*Material for this task*:

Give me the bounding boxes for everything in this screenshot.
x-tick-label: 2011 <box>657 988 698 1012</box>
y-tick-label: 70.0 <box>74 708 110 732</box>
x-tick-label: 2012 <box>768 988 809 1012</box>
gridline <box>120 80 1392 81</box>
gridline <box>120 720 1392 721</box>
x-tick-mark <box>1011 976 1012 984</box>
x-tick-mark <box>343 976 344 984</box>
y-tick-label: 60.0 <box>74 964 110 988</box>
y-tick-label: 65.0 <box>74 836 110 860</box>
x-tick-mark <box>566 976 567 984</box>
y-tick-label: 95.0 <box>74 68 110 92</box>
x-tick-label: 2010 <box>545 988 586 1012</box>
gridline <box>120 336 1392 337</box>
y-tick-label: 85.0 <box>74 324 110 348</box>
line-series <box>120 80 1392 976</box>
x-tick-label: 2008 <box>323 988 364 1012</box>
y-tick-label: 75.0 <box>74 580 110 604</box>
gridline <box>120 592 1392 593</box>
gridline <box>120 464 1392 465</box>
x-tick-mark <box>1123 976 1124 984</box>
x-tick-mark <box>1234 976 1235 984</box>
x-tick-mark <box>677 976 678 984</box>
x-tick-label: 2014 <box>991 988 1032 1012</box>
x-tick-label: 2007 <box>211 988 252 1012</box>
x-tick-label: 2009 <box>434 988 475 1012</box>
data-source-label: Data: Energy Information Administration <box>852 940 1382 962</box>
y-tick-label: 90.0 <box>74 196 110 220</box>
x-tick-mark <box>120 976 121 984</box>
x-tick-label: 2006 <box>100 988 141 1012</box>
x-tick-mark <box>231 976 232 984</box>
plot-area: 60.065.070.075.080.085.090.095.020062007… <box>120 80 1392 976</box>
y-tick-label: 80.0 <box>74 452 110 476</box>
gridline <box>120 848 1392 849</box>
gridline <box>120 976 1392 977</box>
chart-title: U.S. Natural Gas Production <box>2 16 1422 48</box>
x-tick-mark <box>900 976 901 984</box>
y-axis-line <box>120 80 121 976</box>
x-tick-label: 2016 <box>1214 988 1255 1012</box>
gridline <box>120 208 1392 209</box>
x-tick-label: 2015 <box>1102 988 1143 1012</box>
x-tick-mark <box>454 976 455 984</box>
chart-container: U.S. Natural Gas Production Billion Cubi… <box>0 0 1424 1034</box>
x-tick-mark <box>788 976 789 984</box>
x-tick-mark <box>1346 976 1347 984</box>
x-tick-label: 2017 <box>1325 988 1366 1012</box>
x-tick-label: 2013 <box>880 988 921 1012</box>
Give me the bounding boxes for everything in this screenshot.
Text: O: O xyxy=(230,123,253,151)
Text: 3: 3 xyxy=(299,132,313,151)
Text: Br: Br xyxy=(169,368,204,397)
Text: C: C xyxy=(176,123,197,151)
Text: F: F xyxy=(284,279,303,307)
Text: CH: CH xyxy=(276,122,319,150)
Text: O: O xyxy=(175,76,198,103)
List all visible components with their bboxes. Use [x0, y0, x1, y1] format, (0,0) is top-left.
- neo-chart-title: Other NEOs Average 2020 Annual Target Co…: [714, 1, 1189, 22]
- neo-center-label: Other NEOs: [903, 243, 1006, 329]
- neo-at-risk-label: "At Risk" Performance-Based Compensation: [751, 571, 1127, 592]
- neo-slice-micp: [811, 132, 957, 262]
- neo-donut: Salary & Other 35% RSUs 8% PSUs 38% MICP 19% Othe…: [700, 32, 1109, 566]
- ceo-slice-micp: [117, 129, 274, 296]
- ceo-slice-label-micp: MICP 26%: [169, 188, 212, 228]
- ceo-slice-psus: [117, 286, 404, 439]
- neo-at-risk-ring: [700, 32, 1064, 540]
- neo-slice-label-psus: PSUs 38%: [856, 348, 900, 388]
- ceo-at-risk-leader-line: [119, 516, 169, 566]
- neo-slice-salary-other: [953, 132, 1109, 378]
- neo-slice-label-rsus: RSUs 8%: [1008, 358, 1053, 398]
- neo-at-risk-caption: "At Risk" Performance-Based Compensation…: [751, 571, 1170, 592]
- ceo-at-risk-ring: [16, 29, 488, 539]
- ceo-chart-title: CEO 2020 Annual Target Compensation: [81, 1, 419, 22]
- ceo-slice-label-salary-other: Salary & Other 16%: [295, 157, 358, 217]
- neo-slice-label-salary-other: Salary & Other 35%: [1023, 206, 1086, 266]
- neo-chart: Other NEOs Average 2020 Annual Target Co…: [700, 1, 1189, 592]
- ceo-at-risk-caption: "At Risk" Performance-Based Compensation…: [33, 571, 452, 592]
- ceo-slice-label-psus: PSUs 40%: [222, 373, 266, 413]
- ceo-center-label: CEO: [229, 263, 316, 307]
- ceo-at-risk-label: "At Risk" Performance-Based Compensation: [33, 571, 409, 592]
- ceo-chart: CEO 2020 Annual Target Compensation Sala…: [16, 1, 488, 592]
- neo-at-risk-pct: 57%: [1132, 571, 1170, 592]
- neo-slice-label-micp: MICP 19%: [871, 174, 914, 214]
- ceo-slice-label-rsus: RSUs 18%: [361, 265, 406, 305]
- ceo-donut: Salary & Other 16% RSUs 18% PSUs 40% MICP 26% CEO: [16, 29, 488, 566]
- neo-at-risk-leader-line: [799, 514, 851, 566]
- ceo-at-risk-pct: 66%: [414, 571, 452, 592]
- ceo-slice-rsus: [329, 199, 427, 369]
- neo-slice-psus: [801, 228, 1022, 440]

*Task goal*:
Copy word for word every line from the start of the records through the line holding "gridline <box>120 720 1392 721</box>", including that line.

*Task result*:
Give me the bounding boxes for everything in this screenshot.
x-tick-label: 2011 <box>657 988 698 1012</box>
y-tick-label: 70.0 <box>74 708 110 732</box>
x-tick-label: 2012 <box>768 988 809 1012</box>
gridline <box>120 80 1392 81</box>
gridline <box>120 720 1392 721</box>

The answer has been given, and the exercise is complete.